Given instruction: What follows is a set of entries. Give them again exactly, without the pictures.

Listing:
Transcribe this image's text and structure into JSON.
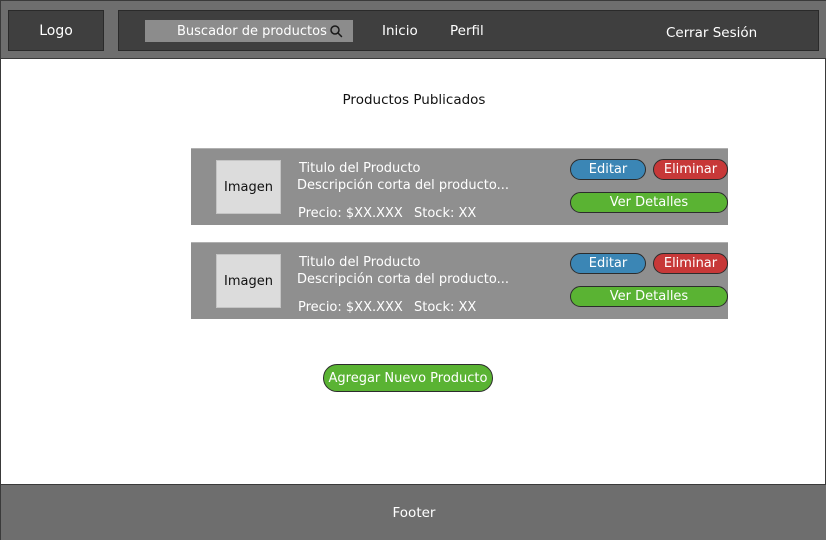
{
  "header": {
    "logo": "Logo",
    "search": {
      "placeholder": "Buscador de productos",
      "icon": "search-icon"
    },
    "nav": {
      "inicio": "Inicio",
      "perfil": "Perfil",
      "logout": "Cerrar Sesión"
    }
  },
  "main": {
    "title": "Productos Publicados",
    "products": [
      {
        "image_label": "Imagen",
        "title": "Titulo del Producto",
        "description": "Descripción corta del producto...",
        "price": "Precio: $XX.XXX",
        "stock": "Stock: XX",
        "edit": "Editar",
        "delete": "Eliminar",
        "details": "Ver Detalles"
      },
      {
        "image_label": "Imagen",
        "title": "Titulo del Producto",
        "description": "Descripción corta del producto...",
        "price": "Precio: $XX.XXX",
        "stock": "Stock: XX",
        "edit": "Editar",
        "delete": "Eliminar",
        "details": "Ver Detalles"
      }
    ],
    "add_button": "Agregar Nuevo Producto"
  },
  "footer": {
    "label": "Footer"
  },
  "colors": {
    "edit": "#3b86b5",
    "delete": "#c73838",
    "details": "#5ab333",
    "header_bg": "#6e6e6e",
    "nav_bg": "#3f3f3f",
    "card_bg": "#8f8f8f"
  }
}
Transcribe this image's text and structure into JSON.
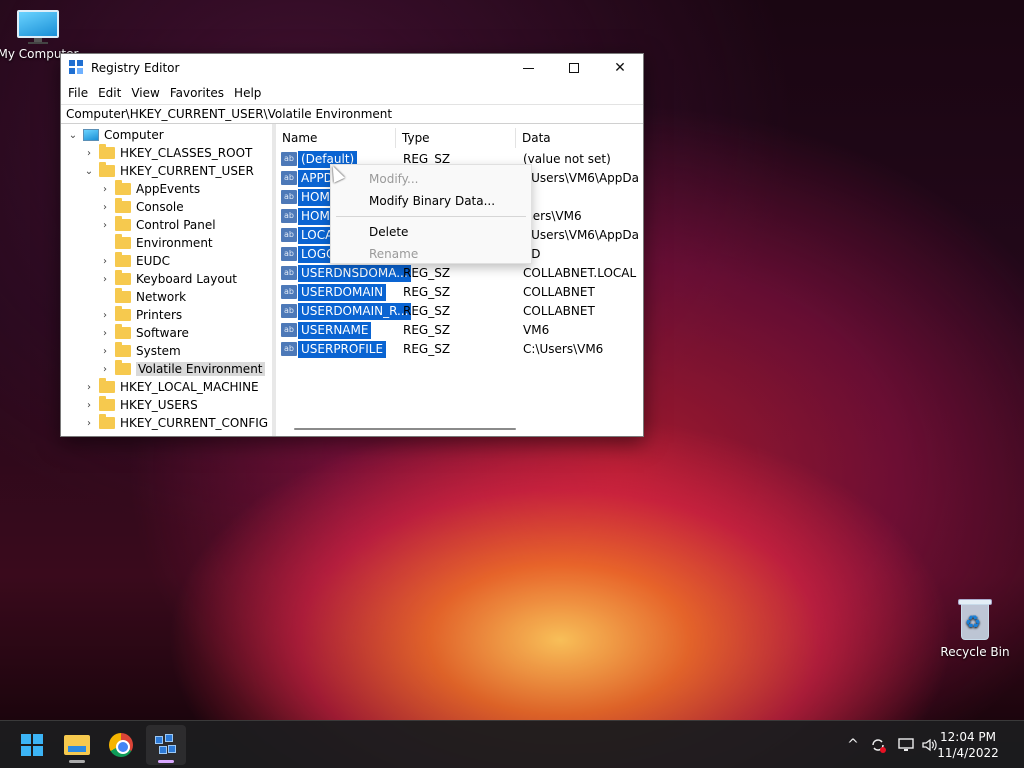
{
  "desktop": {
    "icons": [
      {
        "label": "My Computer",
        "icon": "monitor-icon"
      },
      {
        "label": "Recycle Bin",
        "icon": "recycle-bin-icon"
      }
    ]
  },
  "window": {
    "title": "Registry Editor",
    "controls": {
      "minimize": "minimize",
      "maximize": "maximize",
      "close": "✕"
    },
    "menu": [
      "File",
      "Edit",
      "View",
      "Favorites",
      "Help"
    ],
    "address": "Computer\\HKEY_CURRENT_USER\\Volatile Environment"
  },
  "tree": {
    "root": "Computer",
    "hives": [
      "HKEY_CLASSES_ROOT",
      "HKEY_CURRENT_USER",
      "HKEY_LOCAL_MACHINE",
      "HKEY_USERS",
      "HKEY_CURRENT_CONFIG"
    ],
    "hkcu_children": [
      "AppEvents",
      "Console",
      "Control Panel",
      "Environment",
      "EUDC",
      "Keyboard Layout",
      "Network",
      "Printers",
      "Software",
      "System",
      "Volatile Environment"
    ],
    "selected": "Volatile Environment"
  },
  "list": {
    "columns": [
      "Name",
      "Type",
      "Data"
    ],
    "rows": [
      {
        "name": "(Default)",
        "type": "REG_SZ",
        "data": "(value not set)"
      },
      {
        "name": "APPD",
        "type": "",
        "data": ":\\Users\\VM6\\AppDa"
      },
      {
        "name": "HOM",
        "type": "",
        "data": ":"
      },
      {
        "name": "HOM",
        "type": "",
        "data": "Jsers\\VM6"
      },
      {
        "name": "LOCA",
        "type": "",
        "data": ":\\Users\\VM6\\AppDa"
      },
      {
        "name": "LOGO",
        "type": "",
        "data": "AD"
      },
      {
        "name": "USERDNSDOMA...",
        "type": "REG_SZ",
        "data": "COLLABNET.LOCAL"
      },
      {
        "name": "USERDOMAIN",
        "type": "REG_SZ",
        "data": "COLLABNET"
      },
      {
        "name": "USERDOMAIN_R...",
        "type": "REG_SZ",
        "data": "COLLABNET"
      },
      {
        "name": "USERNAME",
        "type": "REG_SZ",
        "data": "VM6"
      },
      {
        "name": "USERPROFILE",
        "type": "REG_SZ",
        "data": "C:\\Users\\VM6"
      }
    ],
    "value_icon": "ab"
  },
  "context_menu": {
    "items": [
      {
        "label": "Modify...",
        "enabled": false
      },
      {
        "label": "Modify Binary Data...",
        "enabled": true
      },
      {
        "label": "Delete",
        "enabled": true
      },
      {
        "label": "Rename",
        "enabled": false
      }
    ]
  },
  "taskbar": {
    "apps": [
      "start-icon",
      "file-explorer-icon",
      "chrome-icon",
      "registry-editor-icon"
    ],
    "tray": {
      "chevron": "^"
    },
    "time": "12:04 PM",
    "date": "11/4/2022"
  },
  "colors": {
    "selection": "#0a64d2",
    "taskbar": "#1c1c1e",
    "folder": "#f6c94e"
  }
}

Exercise response:
Transcribe this image's text and structure into JSON.
{
  "header": {
    "logo": "Logo",
    "search": {
      "placeholder": "Buscador de productos",
      "icon": "search-icon"
    },
    "nav": {
      "inicio": "Inicio",
      "perfil": "Perfil",
      "logout": "Cerrar Sesión"
    }
  },
  "main": {
    "title": "Productos Publicados",
    "products": [
      {
        "image_label": "Imagen",
        "title": "Titulo del Producto",
        "description": "Descripción corta del producto...",
        "price": "Precio: $XX.XXX",
        "stock": "Stock: XX",
        "edit": "Editar",
        "delete": "Eliminar",
        "details": "Ver Detalles"
      },
      {
        "image_label": "Imagen",
        "title": "Titulo del Producto",
        "description": "Descripción corta del producto...",
        "price": "Precio: $XX.XXX",
        "stock": "Stock: XX",
        "edit": "Editar",
        "delete": "Eliminar",
        "details": "Ver Detalles"
      }
    ],
    "add_button": "Agregar Nuevo Producto"
  },
  "footer": {
    "label": "Footer"
  },
  "colors": {
    "edit": "#3b86b5",
    "delete": "#c73838",
    "details": "#5ab333",
    "header_bg": "#6e6e6e",
    "nav_bg": "#3f3f3f",
    "card_bg": "#8f8f8f"
  }
}
Transcribe this image's text and structure into JSON.
{
  "desktop": {
    "icons": [
      {
        "label": "My Computer",
        "icon": "monitor-icon"
      },
      {
        "label": "Recycle Bin",
        "icon": "recycle-bin-icon"
      }
    ]
  },
  "window": {
    "title": "Registry Editor",
    "controls": {
      "minimize": "minimize",
      "maximize": "maximize",
      "close": "✕"
    },
    "menu": [
      "File",
      "Edit",
      "View",
      "Favorites",
      "Help"
    ],
    "address": "Computer\\HKEY_CURRENT_USER\\Volatile Environment"
  },
  "tree": {
    "root": "Computer",
    "hives": [
      "HKEY_CLASSES_ROOT",
      "HKEY_CURRENT_USER",
      "HKEY_LOCAL_MACHINE",
      "HKEY_USERS",
      "HKEY_CURRENT_CONFIG"
    ],
    "hkcu_children": [
      "AppEvents",
      "Console",
      "Control Panel",
      "Environment",
      "EUDC",
      "Keyboard Layout",
      "Network",
      "Printers",
      "Software",
      "System",
      "Volatile Environment"
    ],
    "selected": "Volatile Environment"
  },
  "list": {
    "columns": [
      "Name",
      "Type",
      "Data"
    ],
    "rows": [
      {
        "name": "(Default)",
        "type": "REG_SZ",
        "data": "(value not set)"
      },
      {
        "name": "APPD",
        "type": "",
        "data": ":\\Users\\VM6\\AppDa"
      },
      {
        "name": "HOM",
        "type": "",
        "data": ":"
      },
      {
        "name": "HOM",
        "type": "",
        "data": "Jsers\\VM6"
      },
      {
        "name": "LOCA",
        "type": "",
        "data": ":\\Users\\VM6\\AppDa"
      },
      {
        "name": "LOGO",
        "type": "",
        "data": "AD"
      },
      {
        "name": "USERDNSDOMA...",
        "type": "REG_SZ",
        "data": "COLLABNET.LOCAL"
      },
      {
        "name": "USERDOMAIN",
        "type": "REG_SZ",
        "data": "COLLABNET"
      },
      {
        "name": "USERDOMAIN_R...",
        "type": "REG_SZ",
        "data": "COLLABNET"
      },
      {
        "name": "USERNAME",
        "type": "REG_SZ",
        "data": "VM6"
      },
      {
        "name": "USERPROFILE",
        "type": "REG_SZ",
        "data": "C:\\Users\\VM6"
      }
    ],
    "value_icon": "ab"
  },
  "context_menu": {
    "items": [
      {
        "label": "Modify...",
        "enabled": false
      },
      {
        "label": "Modify Binary Data...",
        "enabled": true
      },
      {
        "label": "Delete",
        "enabled": true
      },
      {
        "label": "Rename",
        "enabled": false
      }
    ]
  },
  "taskbar": {
    "apps": [
      "start-icon",
      "file-explorer-icon",
      "chrome-icon",
      "registry-editor-icon"
    ],
    "tray": {
      "chevron": "^"
    },
    "time": "12:04 PM",
    "date": "11/4/2022"
  },
  "colors": {
    "selection": "#0a64d2",
    "taskbar": "#1c1c1e",
    "folder": "#f6c94e"
  }
}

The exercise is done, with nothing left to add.